What to work on -> Give the data again exactly as written, skipping any pictures.

Supplied information ->

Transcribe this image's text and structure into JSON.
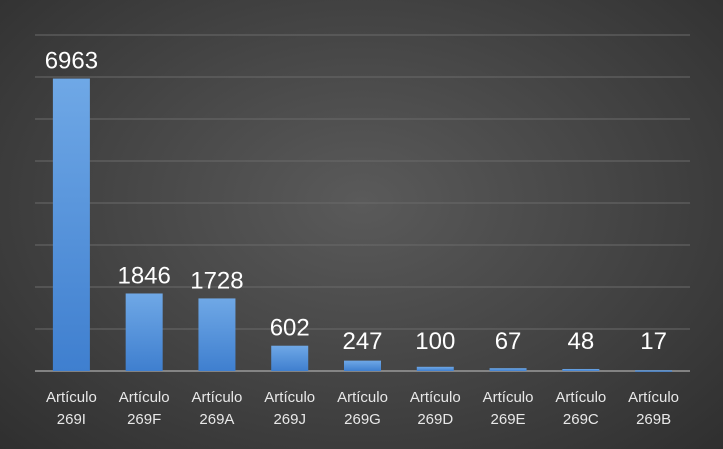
{
  "chart_data": {
    "type": "bar",
    "categories": [
      "Artículo 269I",
      "Artículo 269F",
      "Artículo 269A",
      "Artículo 269J",
      "Artículo 269G",
      "Artículo 269D",
      "Artículo 269E",
      "Artículo 269C",
      "Artículo 269B"
    ],
    "category_lines": [
      [
        "Artículo",
        "269I"
      ],
      [
        "Artículo",
        "269F"
      ],
      [
        "Artículo",
        "269A"
      ],
      [
        "Artículo",
        "269J"
      ],
      [
        "Artículo",
        "269G"
      ],
      [
        "Artículo",
        "269D"
      ],
      [
        "Artículo",
        "269E"
      ],
      [
        "Artículo",
        "269C"
      ],
      [
        "Artículo",
        "269B"
      ]
    ],
    "values": [
      6963,
      1846,
      1728,
      602,
      247,
      100,
      67,
      48,
      17
    ],
    "data_labels": [
      "6963",
      "1846",
      "1728",
      "602",
      "247",
      "100",
      "67",
      "48",
      "17"
    ],
    "ylim": [
      0,
      8000
    ],
    "grid": true,
    "legend": "none",
    "colors": {
      "bar_top": "#6fa8e6",
      "bar_bottom": "#3f7fcf",
      "background": "#474747"
    }
  }
}
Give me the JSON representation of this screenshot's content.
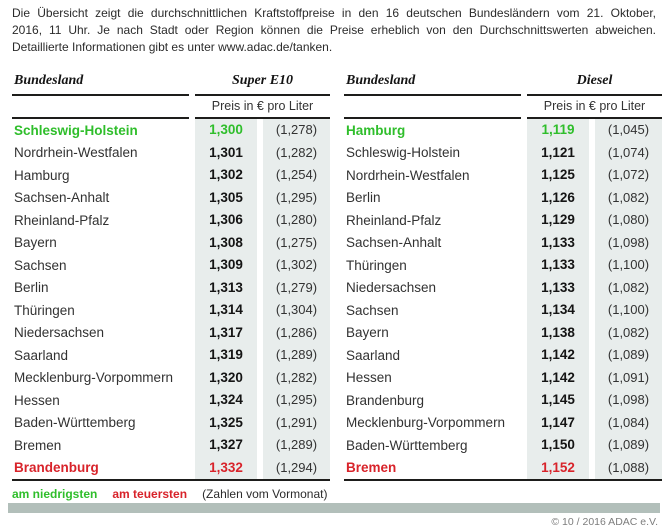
{
  "intro": {
    "lines": [
      "Die Übersicht zeigt die durchschnittlichen Kraftstoffpreise in den 16 deutschen Bundesländern vom 21. Oktober,",
      "2016, 11 Uhr. Je nach Stadt oder Region können die Preise erheblich von den Durchschnittswerten abweichen.",
      "Detaillierte Informationen gibt es unter www.adac.de/tanken."
    ]
  },
  "legend": {
    "lowest": "am niedrigsten",
    "highest": "am teuersten",
    "note": "(Zahlen vom Vormonat)"
  },
  "copyright": "© 10 / 2016 ADAC e.V.",
  "colors": {
    "lowest_green": "#2fbe2b",
    "highest_red": "#d8232a",
    "price_column_background": "#e8edec",
    "bottom_bar": "#b2bfba"
  },
  "chart_data": [
    {
      "type": "table",
      "title": "Super E10",
      "fuel": "Super E10",
      "state_header": "Bundesland",
      "subheader": "Preis in € pro Liter",
      "columns": [
        "Bundesland",
        "Preis in € pro Liter",
        "Vormonat"
      ],
      "rows": [
        {
          "state": "Schleswig-Holstein",
          "price": "1,300",
          "prev_month": "(1,278)",
          "highlight": "lowest"
        },
        {
          "state": "Nordrhein-Westfalen",
          "price": "1,301",
          "prev_month": "(1,282)"
        },
        {
          "state": "Hamburg",
          "price": "1,302",
          "prev_month": "(1,254)"
        },
        {
          "state": "Sachsen-Anhalt",
          "price": "1,305",
          "prev_month": "(1,295)"
        },
        {
          "state": "Rheinland-Pfalz",
          "price": "1,306",
          "prev_month": "(1,280)"
        },
        {
          "state": "Bayern",
          "price": "1,308",
          "prev_month": "(1,275)"
        },
        {
          "state": "Sachsen",
          "price": "1,309",
          "prev_month": "(1,302)"
        },
        {
          "state": "Berlin",
          "price": "1,313",
          "prev_month": "(1,279)"
        },
        {
          "state": "Thüringen",
          "price": "1,314",
          "prev_month": "(1,304)"
        },
        {
          "state": "Niedersachsen",
          "price": "1,317",
          "prev_month": "(1,286)"
        },
        {
          "state": "Saarland",
          "price": "1,319",
          "prev_month": "(1,289)"
        },
        {
          "state": "Mecklenburg-Vorpommern",
          "price": "1,320",
          "prev_month": "(1,282)"
        },
        {
          "state": "Hessen",
          "price": "1,324",
          "prev_month": "(1,295)"
        },
        {
          "state": "Baden-Württemberg",
          "price": "1,325",
          "prev_month": "(1,291)"
        },
        {
          "state": "Bremen",
          "price": "1,327",
          "prev_month": "(1,289)"
        },
        {
          "state": "Brandenburg",
          "price": "1,332",
          "prev_month": "(1,294)",
          "highlight": "highest"
        }
      ]
    },
    {
      "type": "table",
      "title": "Diesel",
      "fuel": "Diesel",
      "state_header": "Bundesland",
      "subheader": "Preis in € pro Liter",
      "columns": [
        "Bundesland",
        "Preis in € pro Liter",
        "Vormonat"
      ],
      "rows": [
        {
          "state": "Hamburg",
          "price": "1,119",
          "prev_month": "(1,045)",
          "highlight": "lowest"
        },
        {
          "state": "Schleswig-Holstein",
          "price": "1,121",
          "prev_month": "(1,074)"
        },
        {
          "state": "Nordrhein-Westfalen",
          "price": "1,125",
          "prev_month": "(1,072)"
        },
        {
          "state": "Berlin",
          "price": "1,126",
          "prev_month": "(1,082)"
        },
        {
          "state": "Rheinland-Pfalz",
          "price": "1,129",
          "prev_month": "(1,080)"
        },
        {
          "state": "Sachsen-Anhalt",
          "price": "1,133",
          "prev_month": "(1,098)"
        },
        {
          "state": "Thüringen",
          "price": "1,133",
          "prev_month": "(1,100)"
        },
        {
          "state": "Niedersachsen",
          "price": "1,133",
          "prev_month": "(1,082)"
        },
        {
          "state": "Sachsen",
          "price": "1,134",
          "prev_month": "(1,100)"
        },
        {
          "state": "Bayern",
          "price": "1,138",
          "prev_month": "(1,082)"
        },
        {
          "state": "Saarland",
          "price": "1,142",
          "prev_month": "(1,089)"
        },
        {
          "state": "Hessen",
          "price": "1,142",
          "prev_month": "(1,091)"
        },
        {
          "state": "Brandenburg",
          "price": "1,145",
          "prev_month": "(1,098)"
        },
        {
          "state": "Mecklenburg-Vorpommern",
          "price": "1,147",
          "prev_month": "(1,084)"
        },
        {
          "state": "Baden-Württemberg",
          "price": "1,150",
          "prev_month": "(1,089)"
        },
        {
          "state": "Bremen",
          "price": "1,152",
          "prev_month": "(1,088)",
          "highlight": "highest"
        }
      ]
    }
  ]
}
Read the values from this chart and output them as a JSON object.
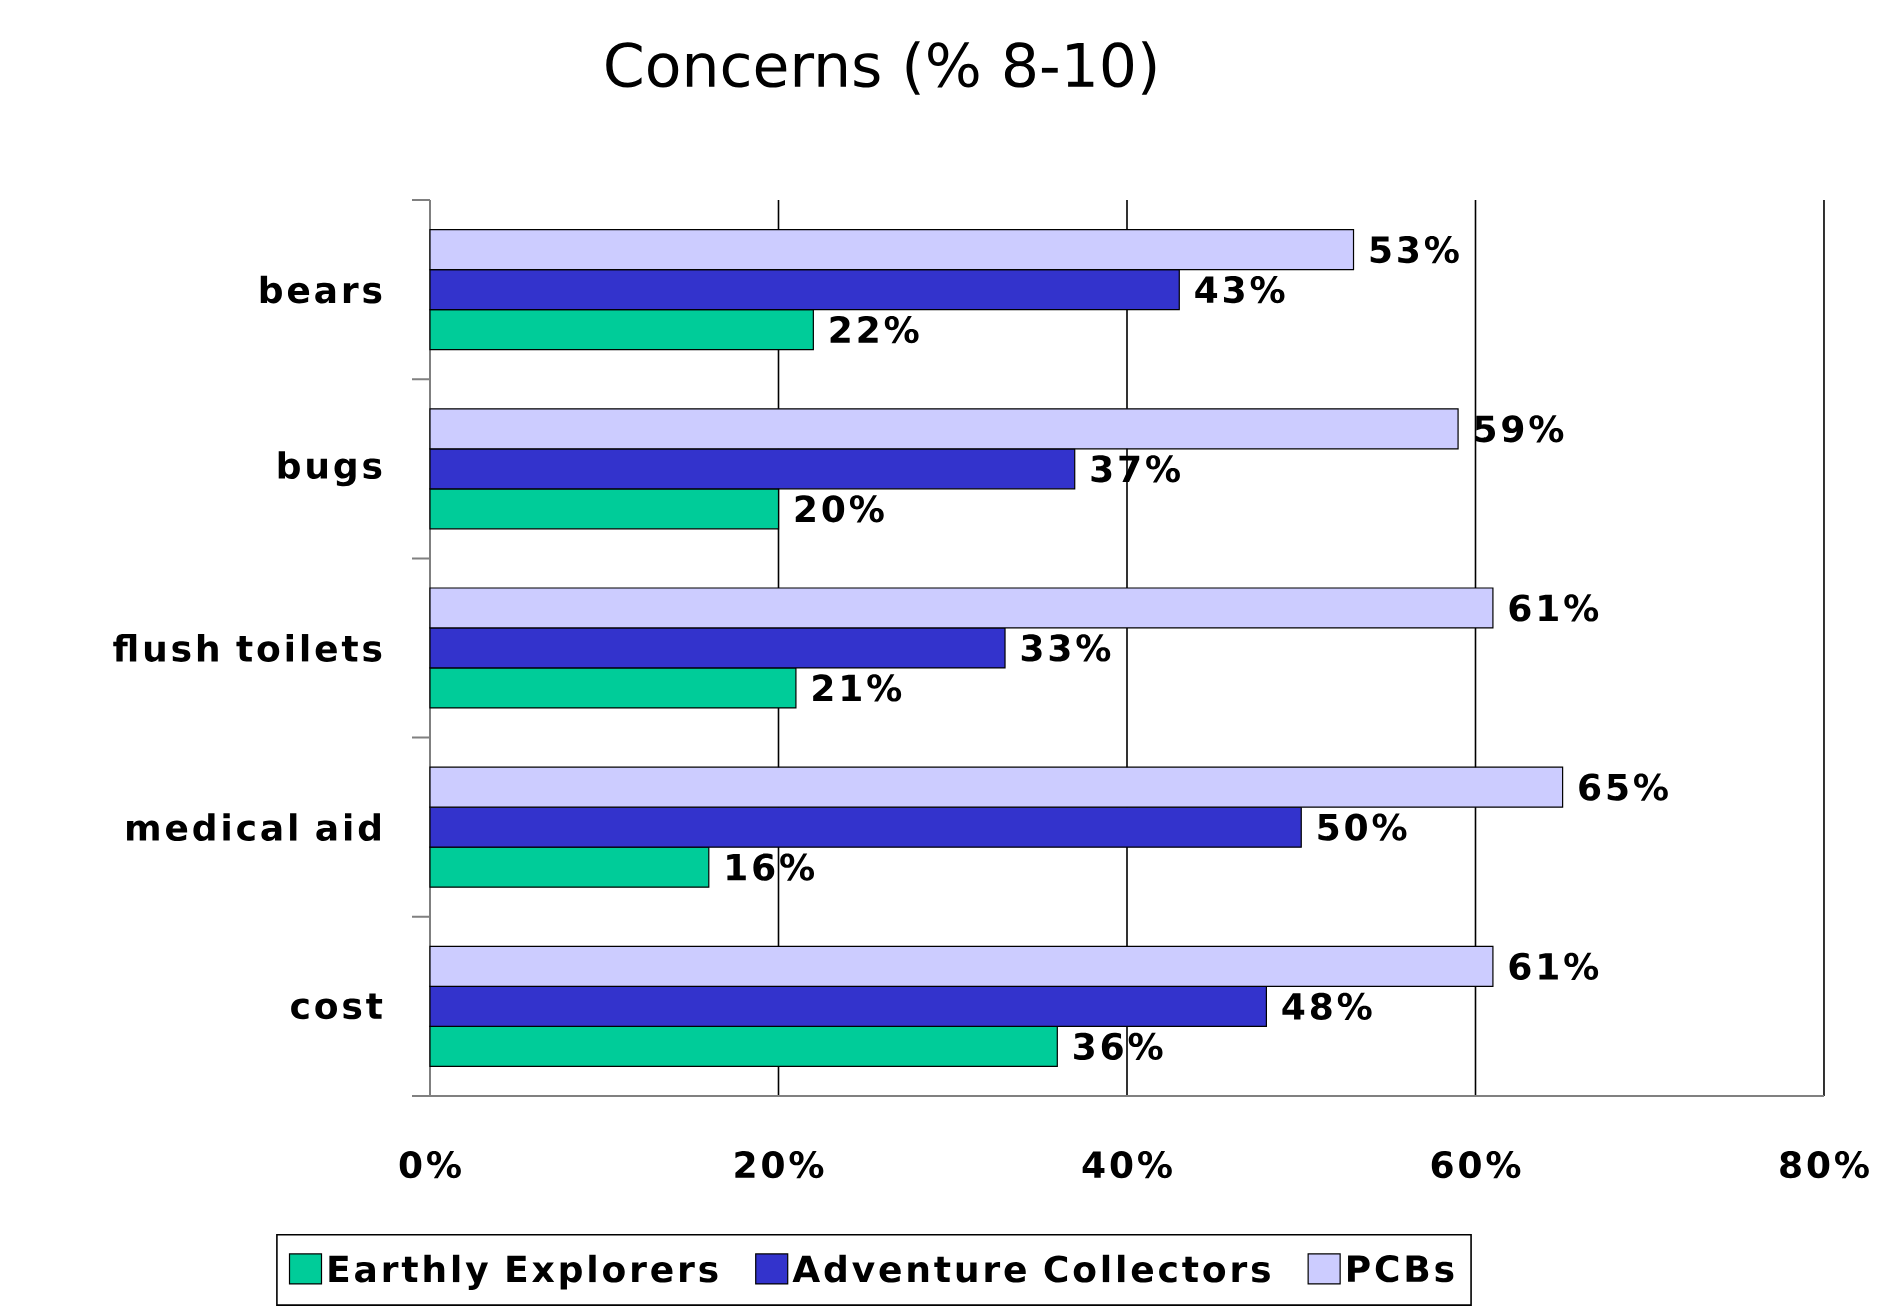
{
  "chart_data": {
    "type": "bar",
    "title": "Concerns (% 8-10)",
    "orientation": "horizontal",
    "categories": [
      "bears",
      "bugs",
      "flush toilets",
      "medical aid",
      "cost"
    ],
    "series": [
      {
        "name": "Earthly Explorers",
        "color": "#00cc99",
        "values": [
          22,
          20,
          21,
          16,
          36
        ],
        "value_labels": [
          "22%",
          "20%",
          "21%",
          "16%",
          "36%"
        ]
      },
      {
        "name": "Adventure Collectors",
        "color": "#3333cc",
        "values": [
          43,
          37,
          33,
          50,
          48
        ],
        "value_labels": [
          "43%",
          "37%",
          "33%",
          "50%",
          "48%"
        ]
      },
      {
        "name": "PCBs",
        "color": "#ccccff",
        "values": [
          53,
          59,
          61,
          65,
          61
        ],
        "value_labels": [
          "53%",
          "59%",
          "61%",
          "65%",
          "61%"
        ]
      }
    ],
    "xlim": [
      0,
      80
    ],
    "xticks": [
      {
        "value": 0,
        "label": "0%"
      },
      {
        "value": 20,
        "label": "20%"
      },
      {
        "value": 40,
        "label": "40%"
      },
      {
        "value": 60,
        "label": "60%"
      },
      {
        "value": 80,
        "label": "80%"
      }
    ],
    "grid": "x",
    "legend": "bottom"
  }
}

The reply ->
Transcribe this image's text and structure into JSON.
{
  "chart_data": {
    "type": "bar",
    "categories": [
      "Artículo 269I",
      "Artículo 269F",
      "Artículo 269A",
      "Artículo 269J",
      "Artículo 269G",
      "Artículo 269D",
      "Artículo 269E",
      "Artículo 269C",
      "Artículo 269B"
    ],
    "category_lines": [
      [
        "Artículo",
        "269I"
      ],
      [
        "Artículo",
        "269F"
      ],
      [
        "Artículo",
        "269A"
      ],
      [
        "Artículo",
        "269J"
      ],
      [
        "Artículo",
        "269G"
      ],
      [
        "Artículo",
        "269D"
      ],
      [
        "Artículo",
        "269E"
      ],
      [
        "Artículo",
        "269C"
      ],
      [
        "Artículo",
        "269B"
      ]
    ],
    "values": [
      6963,
      1846,
      1728,
      602,
      247,
      100,
      67,
      48,
      17
    ],
    "data_labels": [
      "6963",
      "1846",
      "1728",
      "602",
      "247",
      "100",
      "67",
      "48",
      "17"
    ],
    "ylim": [
      0,
      8000
    ],
    "grid": true,
    "legend": "none",
    "colors": {
      "bar_top": "#6fa8e6",
      "bar_bottom": "#3f7fcf",
      "background": "#474747"
    }
  }
}
Give me the JSON representation of this screenshot's content.
{
  "intro": {
    "lines": [
      "Die Übersicht zeigt die durchschnittlichen Kraftstoffpreise in den 16 deutschen Bundesländern vom 21. Oktober,",
      "2016, 11 Uhr. Je nach Stadt oder Region können die Preise erheblich von den Durchschnittswerten abweichen.",
      "Detaillierte Informationen gibt es unter www.adac.de/tanken."
    ]
  },
  "legend": {
    "lowest": "am niedrigsten",
    "highest": "am teuersten",
    "note": "(Zahlen vom Vormonat)"
  },
  "copyright": "© 10 / 2016 ADAC e.V.",
  "colors": {
    "lowest_green": "#2fbe2b",
    "highest_red": "#d8232a",
    "price_column_background": "#e8edec",
    "bottom_bar": "#b2bfba"
  },
  "chart_data": [
    {
      "type": "table",
      "title": "Super E10",
      "fuel": "Super E10",
      "state_header": "Bundesland",
      "subheader": "Preis in € pro Liter",
      "columns": [
        "Bundesland",
        "Preis in € pro Liter",
        "Vormonat"
      ],
      "rows": [
        {
          "state": "Schleswig-Holstein",
          "price": "1,300",
          "prev_month": "(1,278)",
          "highlight": "lowest"
        },
        {
          "state": "Nordrhein-Westfalen",
          "price": "1,301",
          "prev_month": "(1,282)"
        },
        {
          "state": "Hamburg",
          "price": "1,302",
          "prev_month": "(1,254)"
        },
        {
          "state": "Sachsen-Anhalt",
          "price": "1,305",
          "prev_month": "(1,295)"
        },
        {
          "state": "Rheinland-Pfalz",
          "price": "1,306",
          "prev_month": "(1,280)"
        },
        {
          "state": "Bayern",
          "price": "1,308",
          "prev_month": "(1,275)"
        },
        {
          "state": "Sachsen",
          "price": "1,309",
          "prev_month": "(1,302)"
        },
        {
          "state": "Berlin",
          "price": "1,313",
          "prev_month": "(1,279)"
        },
        {
          "state": "Thüringen",
          "price": "1,314",
          "prev_month": "(1,304)"
        },
        {
          "state": "Niedersachsen",
          "price": "1,317",
          "prev_month": "(1,286)"
        },
        {
          "state": "Saarland",
          "price": "1,319",
          "prev_month": "(1,289)"
        },
        {
          "state": "Mecklenburg-Vorpommern",
          "price": "1,320",
          "prev_month": "(1,282)"
        },
        {
          "state": "Hessen",
          "price": "1,324",
          "prev_month": "(1,295)"
        },
        {
          "state": "Baden-Württemberg",
          "price": "1,325",
          "prev_month": "(1,291)"
        },
        {
          "state": "Bremen",
          "price": "1,327",
          "prev_month": "(1,289)"
        },
        {
          "state": "Brandenburg",
          "price": "1,332",
          "prev_month": "(1,294)",
          "highlight": "highest"
        }
      ]
    },
    {
      "type": "table",
      "title": "Diesel",
      "fuel": "Diesel",
      "state_header": "Bundesland",
      "subheader": "Preis in € pro Liter",
      "columns": [
        "Bundesland",
        "Preis in € pro Liter",
        "Vormonat"
      ],
      "rows": [
        {
          "state": "Hamburg",
          "price": "1,119",
          "prev_month": "(1,045)",
          "highlight": "lowest"
        },
        {
          "state": "Schleswig-Holstein",
          "price": "1,121",
          "prev_month": "(1,074)"
        },
        {
          "state": "Nordrhein-Westfalen",
          "price": "1,125",
          "prev_month": "(1,072)"
        },
        {
          "state": "Berlin",
          "price": "1,126",
          "prev_month": "(1,082)"
        },
        {
          "state": "Rheinland-Pfalz",
          "price": "1,129",
          "prev_month": "(1,080)"
        },
        {
          "state": "Sachsen-Anhalt",
          "price": "1,133",
          "prev_month": "(1,098)"
        },
        {
          "state": "Thüringen",
          "price": "1,133",
          "prev_month": "(1,100)"
        },
        {
          "state": "Niedersachsen",
          "price": "1,133",
          "prev_month": "(1,082)"
        },
        {
          "state": "Sachsen",
          "price": "1,134",
          "prev_month": "(1,100)"
        },
        {
          "state": "Bayern",
          "price": "1,138",
          "prev_month": "(1,082)"
        },
        {
          "state": "Saarland",
          "price": "1,142",
          "prev_month": "(1,089)"
        },
        {
          "state": "Hessen",
          "price": "1,142",
          "prev_month": "(1,091)"
        },
        {
          "state": "Brandenburg",
          "price": "1,145",
          "prev_month": "(1,098)"
        },
        {
          "state": "Mecklenburg-Vorpommern",
          "price": "1,147",
          "prev_month": "(1,084)"
        },
        {
          "state": "Baden-Württemberg",
          "price": "1,150",
          "prev_month": "(1,089)"
        },
        {
          "state": "Bremen",
          "price": "1,152",
          "prev_month": "(1,088)",
          "highlight": "highest"
        }
      ]
    }
  ]
}
Read the values from this chart and output them as a JSON object.
{
  "chart_data": {
    "type": "bar",
    "title": "Concerns (% 8-10)",
    "orientation": "horizontal",
    "categories": [
      "bears",
      "bugs",
      "flush toilets",
      "medical aid",
      "cost"
    ],
    "series": [
      {
        "name": "Earthly Explorers",
        "color": "#00cc99",
        "values": [
          22,
          20,
          21,
          16,
          36
        ],
        "value_labels": [
          "22%",
          "20%",
          "21%",
          "16%",
          "36%"
        ]
      },
      {
        "name": "Adventure Collectors",
        "color": "#3333cc",
        "values": [
          43,
          37,
          33,
          50,
          48
        ],
        "value_labels": [
          "43%",
          "37%",
          "33%",
          "50%",
          "48%"
        ]
      },
      {
        "name": "PCBs",
        "color": "#ccccff",
        "values": [
          53,
          59,
          61,
          65,
          61
        ],
        "value_labels": [
          "53%",
          "59%",
          "61%",
          "65%",
          "61%"
        ]
      }
    ],
    "xlim": [
      0,
      80
    ],
    "xticks": [
      {
        "value": 0,
        "label": "0%"
      },
      {
        "value": 20,
        "label": "20%"
      },
      {
        "value": 40,
        "label": "40%"
      },
      {
        "value": 60,
        "label": "60%"
      },
      {
        "value": 80,
        "label": "80%"
      }
    ],
    "grid": "x",
    "legend": "bottom"
  }
}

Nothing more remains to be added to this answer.